### Short problem
Records follow. Copy every line with "master".

### Record list
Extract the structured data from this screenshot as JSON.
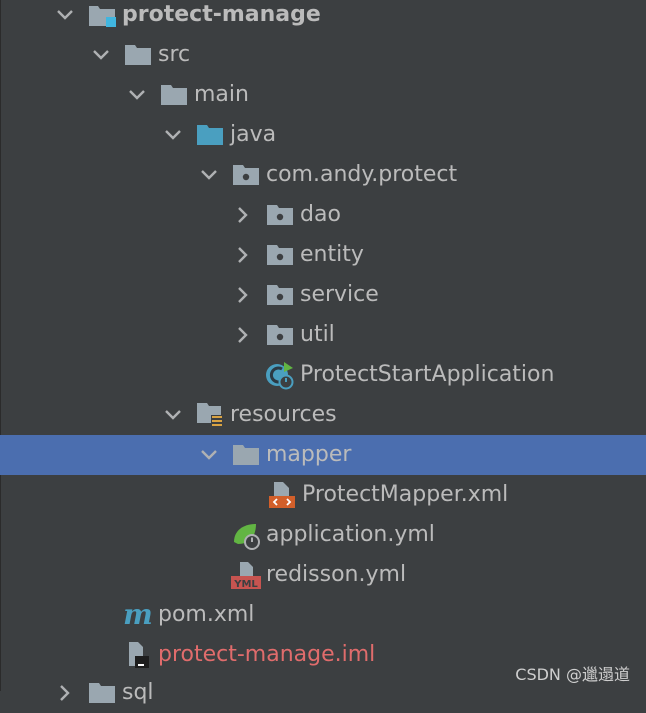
{
  "tree": {
    "items": [
      {
        "label": "protect-manage",
        "kind": "module",
        "expanded": true
      },
      {
        "label": "src",
        "kind": "folder",
        "expanded": true
      },
      {
        "label": "main",
        "kind": "folder",
        "expanded": true
      },
      {
        "label": "java",
        "kind": "source-root",
        "expanded": true
      },
      {
        "label": "com.andy.protect",
        "kind": "package",
        "expanded": true
      },
      {
        "label": "dao",
        "kind": "package",
        "expanded": false
      },
      {
        "label": "entity",
        "kind": "package",
        "expanded": false
      },
      {
        "label": "service",
        "kind": "package",
        "expanded": false
      },
      {
        "label": "util",
        "kind": "package",
        "expanded": false
      },
      {
        "label": "ProtectStartApplication",
        "kind": "spring-boot-class"
      },
      {
        "label": "resources",
        "kind": "resources-root",
        "expanded": true
      },
      {
        "label": "mapper",
        "kind": "folder",
        "expanded": true,
        "selected": true
      },
      {
        "label": "ProtectMapper.xml",
        "kind": "xml-file"
      },
      {
        "label": "application.yml",
        "kind": "spring-yml-file"
      },
      {
        "label": "redisson.yml",
        "kind": "yml-file"
      },
      {
        "label": "pom.xml",
        "kind": "maven-file"
      },
      {
        "label": "protect-manage.iml",
        "kind": "iml-file"
      },
      {
        "label": "sql",
        "kind": "folder",
        "expanded": false
      }
    ]
  },
  "watermark": "CSDN @邋遢道",
  "colors": {
    "background": "#3c3f41",
    "selection": "#4b6eaf",
    "text": "#bbbbbb",
    "excluded_text": "#e06c6c",
    "folder": "#9aa7b0",
    "source_root": "#4a9fc0"
  }
}
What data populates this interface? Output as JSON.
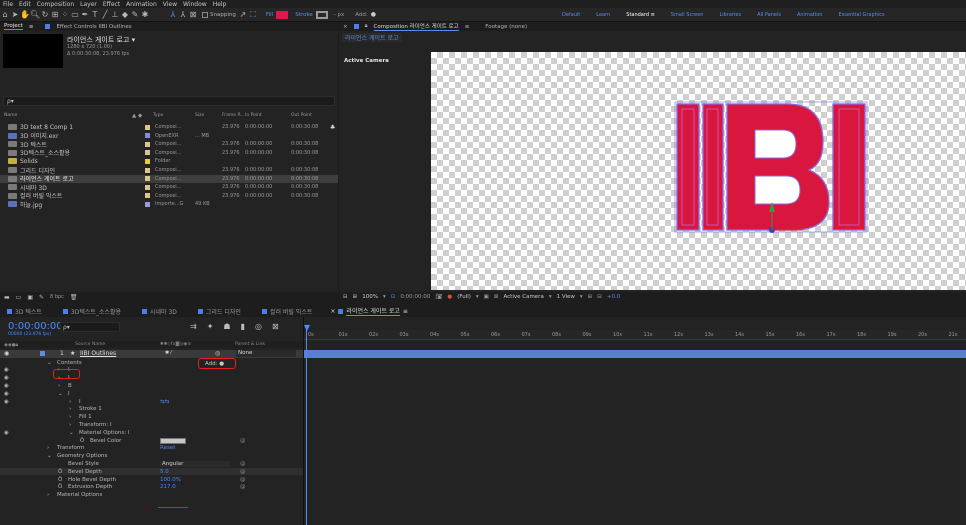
{
  "menu": [
    "File",
    "Edit",
    "Composition",
    "Layer",
    "Effect",
    "Animation",
    "View",
    "Window",
    "Help"
  ],
  "toolbar": {
    "snapping": "Snapping",
    "fill": "Fill",
    "stroke": "Stroke",
    "stroke_px": "- px",
    "add": "Add:",
    "workspaces": [
      "Default",
      "Learn",
      "Standard",
      "Small Screen",
      "Libraries",
      "All Panels",
      "Animation",
      "Essential Graphics"
    ],
    "active_workspace": "Standard",
    "colors": {
      "fill": "#e0164d",
      "accent": "#4d8bff"
    }
  },
  "project": {
    "tab": "Project",
    "effect_tab": "Effect Controls IIBI Outlines",
    "comp_name": "라이언스 게이트 로고 ▾",
    "comp_info1": "1280 x 720 (1.00)",
    "comp_info2": "Δ 0:00:30:08, 23.976 fps",
    "search_placeholder": "ρ▾",
    "columns": [
      "Name",
      "Type",
      "Size",
      "Frame R...",
      "In Point",
      "Out Point"
    ],
    "items": [
      {
        "name": "3D text 8 Comp 1",
        "type": "Composi...",
        "size": "",
        "fps": "23.976",
        "in": "0:00:00:00",
        "out": "0:00:30:08",
        "color": "#d8c890",
        "icon": "comp"
      },
      {
        "name": "3D 이미지.exr",
        "type": "OpenEXR",
        "size": "... MB",
        "fps": "",
        "in": "",
        "out": "",
        "color": "#8a8ad0",
        "icon": "file"
      },
      {
        "name": "3D 텍스트",
        "type": "Composi...",
        "size": "",
        "fps": "23.976",
        "in": "0:00:00:00",
        "out": "0:00:30:08",
        "color": "#d8c890",
        "icon": "comp"
      },
      {
        "name": "3D텍스트_소스활용",
        "type": "Composi...",
        "size": "",
        "fps": "23.976",
        "in": "0:00:00:00",
        "out": "0:00:30:08",
        "color": "#d8c890",
        "icon": "comp"
      },
      {
        "name": "Solids",
        "type": "Folder",
        "size": "",
        "fps": "",
        "in": "",
        "out": "",
        "color": "#e8d030",
        "icon": "folder"
      },
      {
        "name": "그리드 디자인",
        "type": "Composi...",
        "size": "",
        "fps": "23.976",
        "in": "0:00:00:00",
        "out": "0:00:30:08",
        "color": "#d8c890",
        "icon": "comp"
      },
      {
        "name": "라이언스 게이트 로고",
        "type": "Composi...",
        "size": "",
        "fps": "23.976",
        "in": "0:00:00:00",
        "out": "0:00:30:08",
        "color": "#d8c890",
        "icon": "comp",
        "selected": true
      },
      {
        "name": "시네마 3D",
        "type": "Composi...",
        "size": "",
        "fps": "23.976",
        "in": "0:00:00:00",
        "out": "0:00:30:08",
        "color": "#d8c890",
        "icon": "comp"
      },
      {
        "name": "컬러 버릴 믹스트",
        "type": "Composi...",
        "size": "",
        "fps": "23.976",
        "in": "0:00:00:00",
        "out": "0:00:30:08",
        "color": "#d8c890",
        "icon": "comp"
      },
      {
        "name": "하늘.jpg",
        "type": "Importe...G",
        "size": "49 KB",
        "fps": "",
        "in": "",
        "out": "",
        "color": "#9a9ad8",
        "icon": "file"
      }
    ],
    "bpc": "8 bpc"
  },
  "composition": {
    "tab": "Composition 라이언스 게이트 로고",
    "footage_tab": "Footage (none)",
    "sub_tab": "라이언스 게이트 로고",
    "camera_label": "Active Camera",
    "logo_text": "IIBI",
    "logo_color": "#d8163e",
    "footer": {
      "zoom": "100%",
      "timecode": "0:00:00:00",
      "quality": "(Full)",
      "camera": "Active Camera",
      "views": "1 View",
      "exposure": "+0.0"
    }
  },
  "timeline": {
    "tabs": [
      "3D 텍스트",
      "3D텍스트_소스활용",
      "시네마 3D",
      "그리드 디자인",
      "컬러 버릴 믹스트",
      "라이언스 게이트 로고"
    ],
    "active_tab": "라이언스 게이트 로고",
    "timecode": "0:00:00:00",
    "timecode_sub": "00000 (23.976 fps)",
    "search_placeholder": "ρ▾",
    "header_source": "Source Name",
    "header_parent": "Parent & Link",
    "layer_num": "1",
    "layer_name": "IIBI Outlines",
    "parent": "None",
    "add_label": "Add:",
    "reset": "Reset",
    "rows": [
      {
        "label": "Contents",
        "indent": 1,
        "value": ""
      },
      {
        "label": "I",
        "indent": 2,
        "value": ""
      },
      {
        "label": "I",
        "indent": 2,
        "value": ""
      },
      {
        "label": "B",
        "indent": 2,
        "value": ""
      },
      {
        "label": "I",
        "indent": 2,
        "value": ""
      },
      {
        "label": "I",
        "indent": 3,
        "value": ""
      },
      {
        "label": "Stroke 1",
        "indent": 3,
        "value": ""
      },
      {
        "label": "Fill 1",
        "indent": 3,
        "value": ""
      },
      {
        "label": "Transform: I",
        "indent": 3,
        "value": ""
      },
      {
        "label": "Material Options: I",
        "indent": 3,
        "value": ""
      },
      {
        "label": "Bevel Color",
        "indent": 4,
        "value": ""
      },
      {
        "label": "Transform",
        "indent": 1,
        "value": "Reset"
      },
      {
        "label": "Geometry Options",
        "indent": 1,
        "value": ""
      },
      {
        "label": "Bevel Style",
        "indent": 2,
        "value": "Angular"
      },
      {
        "label": "Bevel Depth",
        "indent": 2,
        "value": "5.0"
      },
      {
        "label": "Hole Bevel Depth",
        "indent": 2,
        "value": "100.0%"
      },
      {
        "label": "Extrusion Depth",
        "indent": 2,
        "value": "217.0"
      },
      {
        "label": "Material Options",
        "indent": 1,
        "value": ""
      }
    ],
    "ruler": [
      "0s",
      "01s",
      "02s",
      "03s",
      "04s",
      "05s",
      "06s",
      "07s",
      "08s",
      "09s",
      "10s",
      "11s",
      "12s",
      "13s",
      "14s",
      "15s",
      "16s",
      "17s",
      "18s",
      "19s",
      "20s",
      "21s"
    ]
  }
}
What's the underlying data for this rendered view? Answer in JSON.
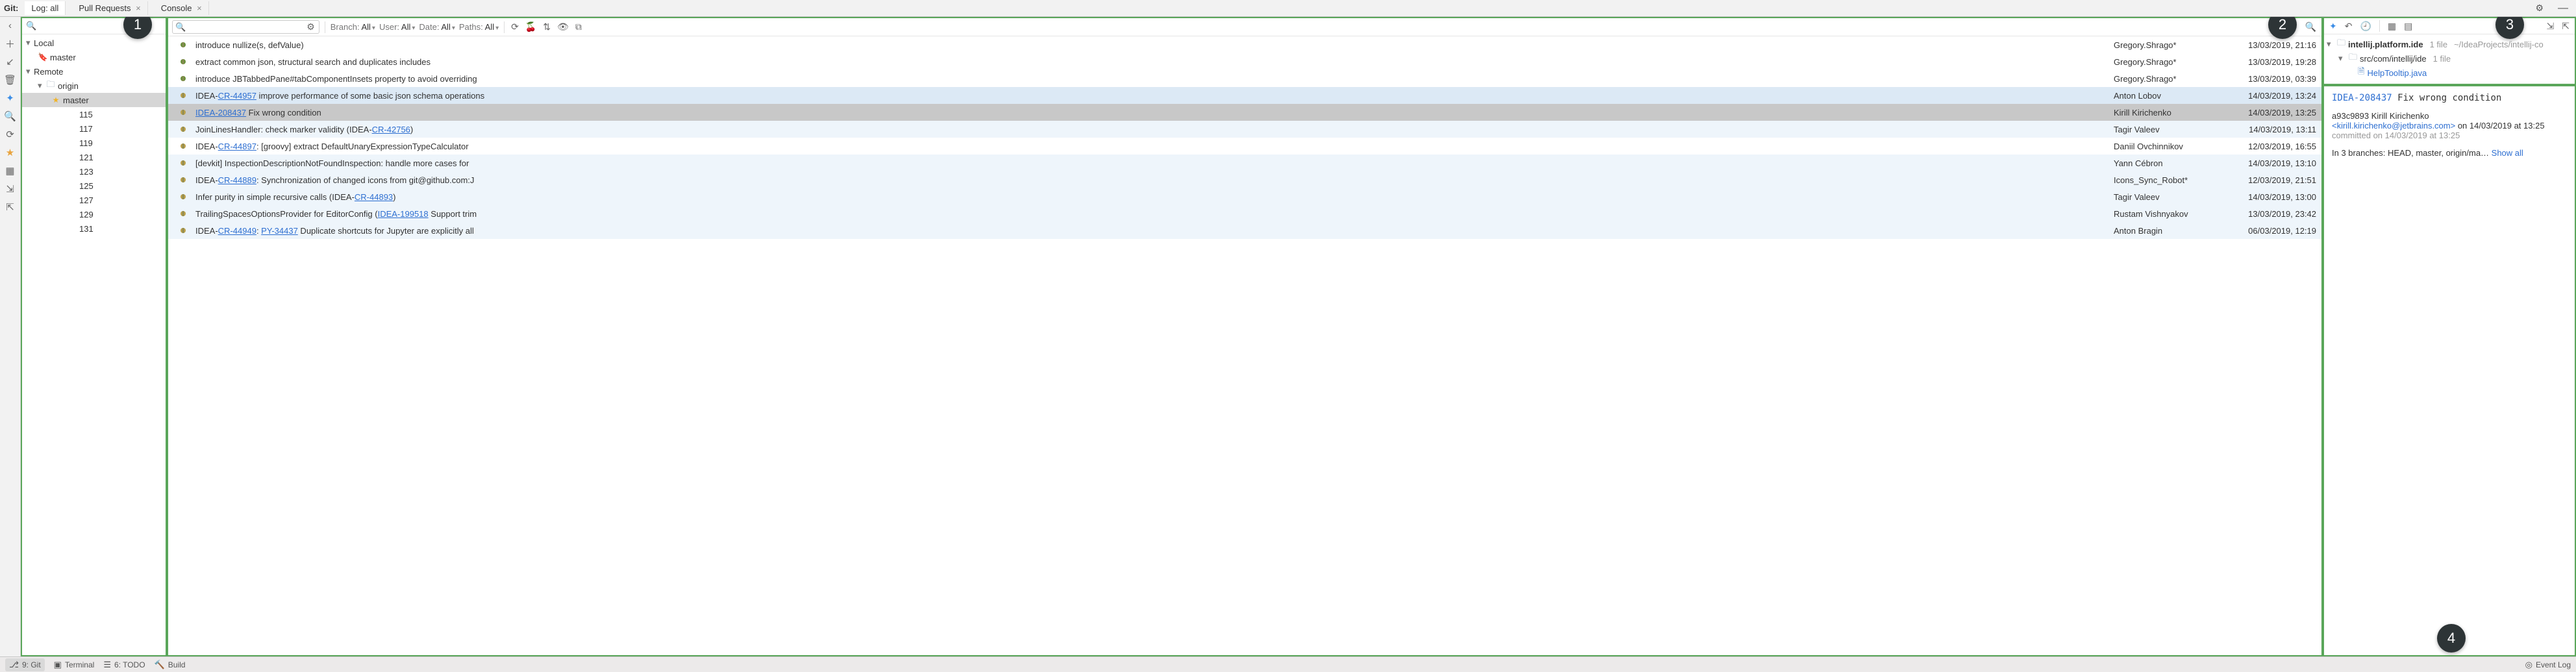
{
  "tabs": {
    "label_git": "Git:",
    "log": "Log: all",
    "pull": "Pull Requests",
    "console": "Console"
  },
  "callouts": {
    "one": "1",
    "two": "2",
    "three": "3",
    "four": "4"
  },
  "branches": {
    "local_header": "Local",
    "master": "master",
    "remote_header": "Remote",
    "origin": "origin",
    "origin_master": "master",
    "nums": [
      "115",
      "117",
      "119",
      "121",
      "123",
      "125",
      "127",
      "129",
      "131"
    ]
  },
  "filters": {
    "branch_lbl": "Branch:",
    "branch_val": "All",
    "user_lbl": "User:",
    "user_val": "All",
    "date_lbl": "Date:",
    "date_val": "All",
    "paths_lbl": "Paths:",
    "paths_val": "All"
  },
  "commits": [
    {
      "msg_pre": "introduce nullize(s, defValue)",
      "author": "Gregory.Shrago*",
      "date": "13/03/2019, 21:16",
      "hl": ""
    },
    {
      "msg_pre": "extract common json, structural search and duplicates includes",
      "author": "Gregory.Shrago*",
      "date": "13/03/2019, 19:28",
      "hl": ""
    },
    {
      "msg_pre": "introduce JBTabbedPane#tabComponentInsets property to avoid overriding",
      "author": "Gregory.Shrago*",
      "date": "13/03/2019, 03:39",
      "hl": ""
    },
    {
      "msg_pre": "IDEA-",
      "link": "CR-44957",
      "msg_post": " improve performance of some basic json schema operations",
      "author": "Anton Lobov",
      "date": "14/03/2019, 13:24",
      "hl": "blue"
    },
    {
      "msg_pre": "",
      "link": "IDEA-208437",
      "msg_post": " Fix wrong condition",
      "author": "Kirill Kirichenko",
      "date": "14/03/2019, 13:25",
      "hl": "sel"
    },
    {
      "msg_pre": "JoinLinesHandler: check marker validity (IDEA-",
      "link": "CR-42756",
      "msg_post": ")",
      "author": "Tagir Valeev",
      "date": "14/03/2019, 13:11",
      "hl": "light"
    },
    {
      "msg_pre": "IDEA-",
      "link": "CR-44897",
      "msg_post": ": [groovy] extract DefaultUnaryExpressionTypeCalculator",
      "author": "Daniil Ovchinnikov",
      "date": "12/03/2019, 16:55",
      "hl": ""
    },
    {
      "msg_pre": "[devkit] InspectionDescriptionNotFoundInspection: handle more cases for",
      "author": "Yann Cébron",
      "date": "14/03/2019, 13:10",
      "hl": "light"
    },
    {
      "msg_pre": "IDEA-",
      "link": "CR-44889",
      "msg_post": ": Synchronization of changed icons from git@github.com:J",
      "author": "Icons_Sync_Robot*",
      "date": "12/03/2019, 21:51",
      "hl": "light"
    },
    {
      "msg_pre": "Infer purity in simple recursive calls (IDEA-",
      "link": "CR-44893",
      "msg_post": ")",
      "author": "Tagir Valeev",
      "date": "14/03/2019, 13:00",
      "hl": "light"
    },
    {
      "msg_pre": "TrailingSpacesOptionsProvider for EditorConfig (",
      "link": "IDEA-199518",
      "msg_post": " Support trim",
      "author": "Rustam Vishnyakov",
      "date": "13/03/2019, 23:42",
      "hl": "light"
    },
    {
      "msg_pre": "IDEA-",
      "link": "CR-44949",
      "msg_post_pre": ": ",
      "link2": "PY-34437",
      "msg_post": " Duplicate shortcuts for Jupyter are explicitly all",
      "author": "Anton Bragin",
      "date": "06/03/2019, 12:19",
      "hl": "light"
    }
  ],
  "files": {
    "root": "intellij.platform.ide",
    "root_count": "1 file",
    "root_path": "~/IdeaProjects/intellij-co",
    "sub": "src/com/intellij/ide",
    "sub_count": "1 file",
    "file": "HelpTooltip.java"
  },
  "details": {
    "issue": "IDEA-208437",
    "subject": "Fix wrong condition",
    "hash": "a93c9893",
    "author": "Kirill Kirichenko",
    "email": "<kirill.kirichenko@jetbrains.com>",
    "on": " on 14/03/2019 at 13:25",
    "committed": "committed on 14/03/2019 at 13:25",
    "branches_pre": "In 3 branches: HEAD, master, origin/ma… ",
    "showall": "Show all"
  },
  "status": {
    "git": "9: Git",
    "terminal": "Terminal",
    "todo": "6: TODO",
    "build": "Build",
    "eventlog": "Event Log"
  }
}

### Task output
    "master": "master",
    "origin_master": "master",
    "branches_pre": "In 3 branches: HEAD, master, origin/ma… ",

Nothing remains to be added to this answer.